- _Problem_:
Spot every line with the word "empty" and return it.
==== Material supplied ====
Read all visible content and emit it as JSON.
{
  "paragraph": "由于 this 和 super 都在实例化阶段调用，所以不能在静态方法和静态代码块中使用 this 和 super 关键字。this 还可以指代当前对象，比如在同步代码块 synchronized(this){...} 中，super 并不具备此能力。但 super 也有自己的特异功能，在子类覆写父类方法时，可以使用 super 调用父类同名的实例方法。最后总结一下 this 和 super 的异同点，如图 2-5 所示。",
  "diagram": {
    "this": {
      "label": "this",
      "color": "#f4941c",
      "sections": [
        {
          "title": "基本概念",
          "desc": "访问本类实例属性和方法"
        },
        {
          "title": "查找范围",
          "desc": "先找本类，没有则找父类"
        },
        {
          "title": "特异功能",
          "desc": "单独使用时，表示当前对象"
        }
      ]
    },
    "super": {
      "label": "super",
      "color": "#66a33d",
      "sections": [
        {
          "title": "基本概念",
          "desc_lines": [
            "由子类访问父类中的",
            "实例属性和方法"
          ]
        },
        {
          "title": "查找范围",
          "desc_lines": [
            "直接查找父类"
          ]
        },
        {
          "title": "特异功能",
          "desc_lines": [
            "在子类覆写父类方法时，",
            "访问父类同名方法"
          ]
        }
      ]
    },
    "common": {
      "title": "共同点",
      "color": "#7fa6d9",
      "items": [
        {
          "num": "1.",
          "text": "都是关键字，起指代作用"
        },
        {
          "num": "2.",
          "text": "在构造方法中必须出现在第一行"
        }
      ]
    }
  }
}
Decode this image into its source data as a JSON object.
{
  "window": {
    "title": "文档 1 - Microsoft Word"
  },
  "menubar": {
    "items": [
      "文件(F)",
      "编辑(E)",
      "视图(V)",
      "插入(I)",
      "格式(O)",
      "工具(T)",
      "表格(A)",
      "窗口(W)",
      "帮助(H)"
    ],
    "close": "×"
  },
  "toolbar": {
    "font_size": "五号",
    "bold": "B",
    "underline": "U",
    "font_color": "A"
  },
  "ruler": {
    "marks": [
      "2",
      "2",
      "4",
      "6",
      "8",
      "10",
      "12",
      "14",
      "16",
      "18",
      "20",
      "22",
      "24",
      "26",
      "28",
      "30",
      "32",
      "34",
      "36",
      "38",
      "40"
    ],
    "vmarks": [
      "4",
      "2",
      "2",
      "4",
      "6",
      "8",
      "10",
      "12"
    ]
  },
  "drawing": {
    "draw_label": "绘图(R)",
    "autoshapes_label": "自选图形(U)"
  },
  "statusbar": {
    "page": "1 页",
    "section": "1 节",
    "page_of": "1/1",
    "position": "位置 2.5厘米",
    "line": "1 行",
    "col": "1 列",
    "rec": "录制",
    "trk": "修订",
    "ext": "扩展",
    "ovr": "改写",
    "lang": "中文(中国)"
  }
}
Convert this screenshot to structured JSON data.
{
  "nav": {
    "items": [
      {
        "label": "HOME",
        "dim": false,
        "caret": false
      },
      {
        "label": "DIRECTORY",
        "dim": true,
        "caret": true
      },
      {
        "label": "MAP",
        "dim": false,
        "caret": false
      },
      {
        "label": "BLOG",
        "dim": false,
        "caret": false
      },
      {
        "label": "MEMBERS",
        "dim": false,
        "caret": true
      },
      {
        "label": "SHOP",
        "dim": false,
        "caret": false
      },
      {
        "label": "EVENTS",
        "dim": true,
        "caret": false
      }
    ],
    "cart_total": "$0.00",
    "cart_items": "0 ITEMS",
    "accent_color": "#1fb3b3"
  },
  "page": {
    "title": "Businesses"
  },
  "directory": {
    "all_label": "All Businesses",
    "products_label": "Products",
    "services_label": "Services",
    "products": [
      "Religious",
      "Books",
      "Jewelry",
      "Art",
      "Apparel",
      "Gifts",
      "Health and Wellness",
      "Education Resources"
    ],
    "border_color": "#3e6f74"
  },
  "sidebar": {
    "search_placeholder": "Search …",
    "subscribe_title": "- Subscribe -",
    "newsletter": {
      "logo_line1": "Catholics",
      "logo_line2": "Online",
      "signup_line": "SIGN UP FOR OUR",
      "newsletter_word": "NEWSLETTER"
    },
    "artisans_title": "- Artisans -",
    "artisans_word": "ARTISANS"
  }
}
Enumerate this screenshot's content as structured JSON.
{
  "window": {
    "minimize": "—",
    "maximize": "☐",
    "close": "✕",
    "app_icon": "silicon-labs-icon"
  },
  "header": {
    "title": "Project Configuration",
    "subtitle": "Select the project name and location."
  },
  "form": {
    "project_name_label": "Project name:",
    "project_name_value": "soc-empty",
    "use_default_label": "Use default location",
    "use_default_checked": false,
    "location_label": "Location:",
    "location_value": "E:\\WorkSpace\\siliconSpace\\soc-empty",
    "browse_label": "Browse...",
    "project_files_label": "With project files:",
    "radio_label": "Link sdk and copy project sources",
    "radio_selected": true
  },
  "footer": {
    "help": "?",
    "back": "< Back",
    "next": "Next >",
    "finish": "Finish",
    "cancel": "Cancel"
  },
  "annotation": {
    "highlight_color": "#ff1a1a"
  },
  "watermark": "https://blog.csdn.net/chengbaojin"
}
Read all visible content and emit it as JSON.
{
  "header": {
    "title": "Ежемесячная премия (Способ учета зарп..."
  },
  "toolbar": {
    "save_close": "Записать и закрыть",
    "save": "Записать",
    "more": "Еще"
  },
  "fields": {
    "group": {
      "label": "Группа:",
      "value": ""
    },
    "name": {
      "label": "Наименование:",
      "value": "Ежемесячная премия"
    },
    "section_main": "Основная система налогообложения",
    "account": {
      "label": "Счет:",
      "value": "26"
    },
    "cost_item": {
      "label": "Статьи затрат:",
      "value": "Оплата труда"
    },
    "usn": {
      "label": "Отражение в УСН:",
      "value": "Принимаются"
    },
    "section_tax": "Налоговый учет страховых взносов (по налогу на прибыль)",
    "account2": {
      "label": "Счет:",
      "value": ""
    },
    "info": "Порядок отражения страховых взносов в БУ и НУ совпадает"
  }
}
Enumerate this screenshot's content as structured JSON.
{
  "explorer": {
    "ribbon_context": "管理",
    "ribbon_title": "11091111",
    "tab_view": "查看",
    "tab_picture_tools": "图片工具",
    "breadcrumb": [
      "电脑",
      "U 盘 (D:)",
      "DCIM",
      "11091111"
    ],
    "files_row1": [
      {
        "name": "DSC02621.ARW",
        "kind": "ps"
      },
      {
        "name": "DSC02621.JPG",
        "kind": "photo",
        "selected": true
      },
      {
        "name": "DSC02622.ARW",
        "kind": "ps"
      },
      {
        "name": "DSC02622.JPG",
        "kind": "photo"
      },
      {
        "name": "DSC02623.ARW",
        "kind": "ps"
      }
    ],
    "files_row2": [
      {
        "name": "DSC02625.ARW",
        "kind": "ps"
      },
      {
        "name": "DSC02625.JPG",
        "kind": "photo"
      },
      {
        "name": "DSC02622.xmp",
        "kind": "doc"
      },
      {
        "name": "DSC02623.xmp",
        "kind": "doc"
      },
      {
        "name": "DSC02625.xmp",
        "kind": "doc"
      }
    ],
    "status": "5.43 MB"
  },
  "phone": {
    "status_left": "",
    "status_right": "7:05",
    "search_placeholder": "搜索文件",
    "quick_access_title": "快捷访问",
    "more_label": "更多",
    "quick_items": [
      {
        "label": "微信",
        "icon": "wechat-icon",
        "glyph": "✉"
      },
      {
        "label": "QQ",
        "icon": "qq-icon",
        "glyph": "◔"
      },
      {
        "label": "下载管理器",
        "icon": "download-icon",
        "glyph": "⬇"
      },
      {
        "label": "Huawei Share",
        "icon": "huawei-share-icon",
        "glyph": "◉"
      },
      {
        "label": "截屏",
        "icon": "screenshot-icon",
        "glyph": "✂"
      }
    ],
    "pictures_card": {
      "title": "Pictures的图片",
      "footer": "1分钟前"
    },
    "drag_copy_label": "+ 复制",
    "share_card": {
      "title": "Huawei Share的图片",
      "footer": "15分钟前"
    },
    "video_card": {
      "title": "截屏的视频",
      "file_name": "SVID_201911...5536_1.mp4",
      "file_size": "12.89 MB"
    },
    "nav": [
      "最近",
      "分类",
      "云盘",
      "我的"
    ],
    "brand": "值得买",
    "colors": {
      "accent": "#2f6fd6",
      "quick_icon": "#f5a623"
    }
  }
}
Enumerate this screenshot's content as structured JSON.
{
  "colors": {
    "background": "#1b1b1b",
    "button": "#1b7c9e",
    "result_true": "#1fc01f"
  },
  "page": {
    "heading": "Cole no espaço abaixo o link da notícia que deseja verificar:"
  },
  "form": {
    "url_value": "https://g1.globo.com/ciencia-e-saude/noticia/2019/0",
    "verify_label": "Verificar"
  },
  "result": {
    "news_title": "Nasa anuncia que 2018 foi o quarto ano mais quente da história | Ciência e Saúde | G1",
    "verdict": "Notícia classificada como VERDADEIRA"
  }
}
====
- _Solution to the problem_:
    "project_name_value": "soc-empty",
    "location_value": "E:\\WorkSpace\\siliconSpace\\soc-empty",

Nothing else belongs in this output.